Stored items from a collection:
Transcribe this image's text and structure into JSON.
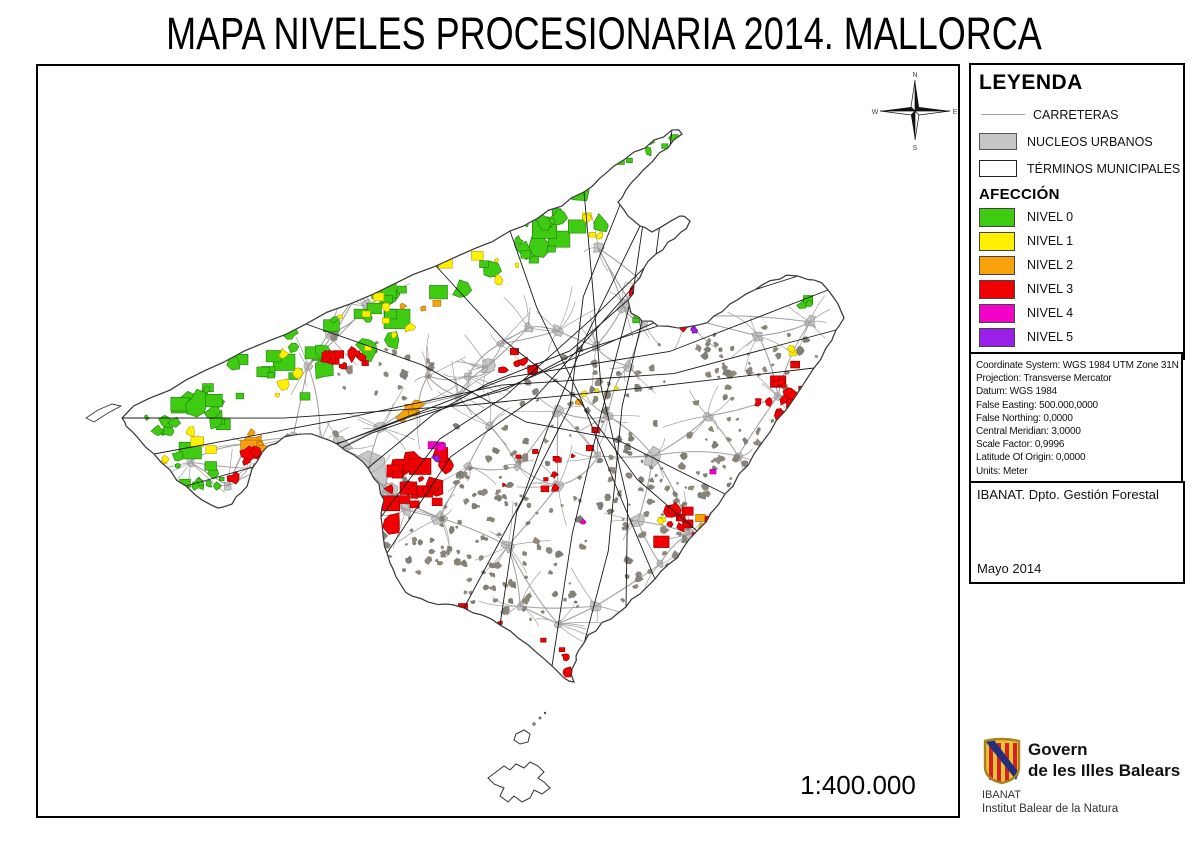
{
  "title": "MAPA NIVELES PROCESIONARIA 2014. MALLORCA",
  "map": {
    "scale_label": "1:400.000",
    "compass": {
      "n": "N",
      "e": "E",
      "s": "S",
      "w": "W"
    }
  },
  "legend": {
    "heading": "LEYENDA",
    "items": [
      {
        "label": "CARRETERAS",
        "type": "line",
        "color": "#a0a0a0"
      },
      {
        "label": "NUCLEOS URBANOS",
        "type": "fill",
        "color": "#c6c6c6"
      },
      {
        "label": "TÉRMINOS MUNICIPALES",
        "type": "fill",
        "color": "#ffffff"
      }
    ],
    "affection_heading": "AFECCIÓN",
    "levels": [
      {
        "label": "NIVEL 0",
        "color": "#3fcb12"
      },
      {
        "label": "NIVEL 1",
        "color": "#fff000"
      },
      {
        "label": "NIVEL 2",
        "color": "#f7a10b"
      },
      {
        "label": "NIVEL 3",
        "color": "#f00000"
      },
      {
        "label": "NIVEL 4",
        "color": "#f203c9"
      },
      {
        "label": "NIVEL 5",
        "color": "#9a1fe8"
      }
    ]
  },
  "coordinate_info": {
    "lines": [
      "Coordinate System: WGS 1984 UTM Zone 31N",
      "Projection: Transverse Mercator",
      "Datum: WGS 1984",
      "False Easting: 500.000,0000",
      "False Northing: 0,0000",
      "Central Meridian: 3,0000",
      "Scale Factor: 0,9996",
      "Latitude Of Origin: 0,0000",
      "Units: Meter"
    ]
  },
  "credits": {
    "department": "IBANAT. Dpto. Gestión Forestal",
    "date": "Mayo 2014"
  },
  "logo": {
    "org_line1": "Govern",
    "org_line2": "de les Illes Balears",
    "sub_line1": "IBANAT",
    "sub_line2": "Institut Balear de la Natura"
  }
}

— What you have to do —
From the data above, copy each line that holds "IBANAT".

— Full response —
    "department": "IBANAT. Dpto. Gestión Forestal",
    "sub_line1": "IBANAT",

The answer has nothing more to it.